Given task →
Rewrite each line of the material below as a row in a Markdown table with the columns "No." and "Text", numbering the rows in order and skipping any blank lines.

Data to use →
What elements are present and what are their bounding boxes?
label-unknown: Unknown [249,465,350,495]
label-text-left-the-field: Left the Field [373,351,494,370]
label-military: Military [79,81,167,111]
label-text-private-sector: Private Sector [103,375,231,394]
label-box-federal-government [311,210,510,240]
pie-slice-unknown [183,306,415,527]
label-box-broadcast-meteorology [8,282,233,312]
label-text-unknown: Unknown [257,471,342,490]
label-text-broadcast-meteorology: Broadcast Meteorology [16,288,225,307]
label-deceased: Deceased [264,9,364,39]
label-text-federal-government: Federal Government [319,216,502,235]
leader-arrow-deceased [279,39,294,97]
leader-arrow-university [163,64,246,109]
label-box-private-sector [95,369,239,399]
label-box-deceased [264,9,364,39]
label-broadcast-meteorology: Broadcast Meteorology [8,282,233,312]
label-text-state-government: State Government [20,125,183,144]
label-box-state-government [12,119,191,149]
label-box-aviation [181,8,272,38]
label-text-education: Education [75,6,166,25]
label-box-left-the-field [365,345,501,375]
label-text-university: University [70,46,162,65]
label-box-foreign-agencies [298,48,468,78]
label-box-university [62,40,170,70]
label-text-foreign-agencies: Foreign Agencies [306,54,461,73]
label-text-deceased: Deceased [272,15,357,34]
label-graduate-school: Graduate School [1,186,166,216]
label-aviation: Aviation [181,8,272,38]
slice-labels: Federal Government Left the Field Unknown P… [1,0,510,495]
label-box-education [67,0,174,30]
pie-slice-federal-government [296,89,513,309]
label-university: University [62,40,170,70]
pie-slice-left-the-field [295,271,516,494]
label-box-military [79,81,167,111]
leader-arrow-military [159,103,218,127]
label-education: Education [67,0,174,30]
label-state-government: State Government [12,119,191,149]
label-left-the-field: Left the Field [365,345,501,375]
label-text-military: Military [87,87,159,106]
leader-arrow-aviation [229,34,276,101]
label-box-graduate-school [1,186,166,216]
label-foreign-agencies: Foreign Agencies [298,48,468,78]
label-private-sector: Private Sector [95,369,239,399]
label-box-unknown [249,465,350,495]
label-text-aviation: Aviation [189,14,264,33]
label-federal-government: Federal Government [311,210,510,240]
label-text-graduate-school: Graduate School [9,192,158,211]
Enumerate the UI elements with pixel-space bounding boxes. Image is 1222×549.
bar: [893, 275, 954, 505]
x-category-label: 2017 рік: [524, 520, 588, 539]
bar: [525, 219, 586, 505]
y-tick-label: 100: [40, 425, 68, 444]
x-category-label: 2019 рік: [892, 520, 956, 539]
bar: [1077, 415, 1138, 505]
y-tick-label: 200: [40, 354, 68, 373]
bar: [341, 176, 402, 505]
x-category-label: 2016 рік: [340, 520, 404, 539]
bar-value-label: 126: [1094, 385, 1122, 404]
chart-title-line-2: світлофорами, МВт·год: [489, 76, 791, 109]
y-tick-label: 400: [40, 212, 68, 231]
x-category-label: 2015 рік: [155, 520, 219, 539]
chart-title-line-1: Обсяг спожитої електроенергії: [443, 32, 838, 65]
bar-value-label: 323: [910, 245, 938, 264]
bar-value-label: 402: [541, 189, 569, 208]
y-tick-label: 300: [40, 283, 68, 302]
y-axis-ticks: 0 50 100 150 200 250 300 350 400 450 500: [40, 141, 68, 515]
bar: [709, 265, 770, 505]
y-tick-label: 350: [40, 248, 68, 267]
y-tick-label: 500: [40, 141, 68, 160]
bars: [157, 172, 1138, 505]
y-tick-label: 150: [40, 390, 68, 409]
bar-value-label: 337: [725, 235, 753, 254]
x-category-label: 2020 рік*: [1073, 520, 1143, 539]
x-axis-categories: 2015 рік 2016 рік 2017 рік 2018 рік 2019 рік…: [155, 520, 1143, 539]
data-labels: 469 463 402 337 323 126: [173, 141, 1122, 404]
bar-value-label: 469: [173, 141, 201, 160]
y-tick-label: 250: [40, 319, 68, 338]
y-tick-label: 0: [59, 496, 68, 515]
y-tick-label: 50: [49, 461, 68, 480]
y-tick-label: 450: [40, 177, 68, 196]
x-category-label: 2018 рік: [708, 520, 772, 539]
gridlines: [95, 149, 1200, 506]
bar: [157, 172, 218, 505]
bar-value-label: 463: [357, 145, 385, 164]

Result of the task →
| No. | Text |
|---|---|
| 1 | What elements are present and what are their bounding boxes? |
| 2 | label-unknown: Unknown [249,465,350,495] |
| 3 | label-text-left-the-field: Left the Field [373,351,494,370] |
| 4 | label-military: Military [79,81,167,111] |
| 5 | label-text-private-sector: Private Sector [103,375,231,394] |
| 6 | label-box-federal-government [311,210,510,240] |
| 7 | pie-slice-unknown [183,306,415,527] |
| 8 | label-box-broadcast-meteorology [8,282,233,312] |
| 9 | label-text-unknown: Unknown [257,471,342,490] |
| 10 | label-text-broadcast-meteorology: Broadcast Meteorology [16,288,225,307] |
| 11 | label-deceased: Deceased [264,9,364,39] |
| 12 | label-text-federal-government: Federal Government [319,216,502,235] |
| 13 | leader-arrow-deceased [279,39,294,97] |
| 14 | leader-arrow-university [163,64,246,109] |
| 15 | label-box-private-sector [95,369,239,399] |
| 16 | label-box-deceased [264,9,364,39] |
| 17 | label-broadcast-meteorology: Broadcast Meteorology [8,282,233,312] |
| 18 | label-text-state-government: State Government [20,125,183,144] |
| 19 | label-box-state-government [12,119,191,149] |
| 20 | label-box-aviation [181,8,272,38] |
| 21 | label-text-education: Education [75,6,166,25] |
| 22 | label-box-left-the-field [365,345,501,375] |
| 23 | label-text-university: University [70,46,162,65] |
| 24 | label-box-foreign-agencies [298,48,468,78] |
| 25 | label-box-university [62,40,170,70] |
| 26 | label-text-foreign-agencies: Foreign Agencies [306,54,461,73] |
| 27 | label-text-deceased: Deceased [272,15,357,34] |
| 28 | label-graduate-school: Graduate School [1,186,166,216] |
| 29 | label-aviation: Aviation [181,8,272,38] |
| 30 | slice-labels: Federal Government Left the Field Unknown P… [1,0,510,495] |
| 31 | label-box-education [67,0,174,30] |
| 32 | pie-slice-federal-government [296,89,513,309] |
| 33 | label-university: University [62,40,170,70] |
| 34 | pie-slice-left-the-field [295,271,516,494] |
| 35 | label-box-military [79,81,167,111] |
| 36 | leader-arrow-military [159,103,218,127] |
| 37 | label-education: Education [67,0,174,30] |
| 38 | label-state-government: State Government [12,119,191,149] |
| 39 | label-left-the-field: Left the Field [365,345,501,375] |
| 40 | label-text-military: Military [87,87,159,106] |
| 41 | leader-arrow-aviation [229,34,276,101] |
| 42 | label-box-graduate-school [1,186,166,216] |
| 43 | label-foreign-agencies: Foreign Agencies [298,48,468,78] |
| 44 | label-private-sector: Private Sector [95,369,239,399] |
| 45 | label-box-unknown [249,465,350,495] |
| 46 | label-text-aviation: Aviation [189,14,264,33] |
| 47 | label-federal-government: Federal Government [311,210,510,240] |
| 48 | label-text-graduate-school: Graduate School [9,192,158,211] |
| 49 | Enumerate the UI elements with pixel-space bounding boxes. Image is 1222×549. |
| 50 | bar: [893, 275, 954, 505] |
| 51 | x-category-label: 2017 рік: [524, 520, 588, 539] |
| 52 | bar: [525, 219, 586, 505] |
| 53 | y-tick-label: 100: [40, 425, 68, 444] |
| 54 | x-category-label: 2019 рік: [892, 520, 956, 539] |
| 55 | bar: [1077, 415, 1138, 505] |
| 56 | y-tick-label: 200: [40, 354, 68, 373] |
| 57 | bar: [341, 176, 402, 505] |
| 58 | x-category-label: 2016 рік: [340, 520, 404, 539] |
| 59 | bar-value-label: 126: [1094, 385, 1122, 404] |
| 60 | chart-title-line-2: світлофорами, МВт·год: [489, 76, 791, 109] |
| 61 | y-tick-label: 400: [40, 212, 68, 231] |
| 62 | x-category-label: 2015 рік: [155, 520, 219, 539] |
| 63 | chart-title-line-1: Обсяг спожитої електроенергії: [443, 32, 838, 65] |
| 64 | bar-value-label: 323: [910, 245, 938, 264] |
| 65 | bar-value-label: 402: [541, 189, 569, 208] |
| 66 | y-tick-label: 300: [40, 283, 68, 302] |
| 67 | y-axis-ticks: 0 50 100 150 200 250 300 350 400 450 500: [40, 141, 68, 515] |
| 68 | bar: [709, 265, 770, 505] |
| 69 | y-tick-label: 350: [40, 248, 68, 267] |
| 70 | y-tick-label: 500: [40, 141, 68, 160] |
| 71 | bars: [157, 172, 1138, 505] |
| 72 | y-tick-label: 150: [40, 390, 68, 409] |
| 73 | bar-value-label: 337: [725, 235, 753, 254] |
| 74 | x-category-label: 2020 рік*: [1073, 520, 1143, 539] |
| 75 | x-axis-categories: 2015 рік 2016 рік 2017 рік 2018 рік 2019 рік…: [155, 520, 1143, 539] |
| 76 | data-labels: 469 463 402 337 323 126: [173, 141, 1122, 404] |
| 77 | bar-value-label: 469: [173, 141, 201, 160] |
| 78 | y-tick-label: 250: [40, 319, 68, 338] |
| 79 | y-tick-label: 0: [59, 496, 68, 515] |
| 80 | y-tick-label: 50: [49, 461, 68, 480] |
| 81 | y-tick-label: 450: [40, 177, 68, 196] |
| 82 | x-category-label: 2018 рік: [708, 520, 772, 539] |
| 83 | gridlines: [95, 149, 1200, 506] |
| 84 | bar: [157, 172, 218, 505] |
| 85 | bar-value-label: 463: [357, 145, 385, 164] |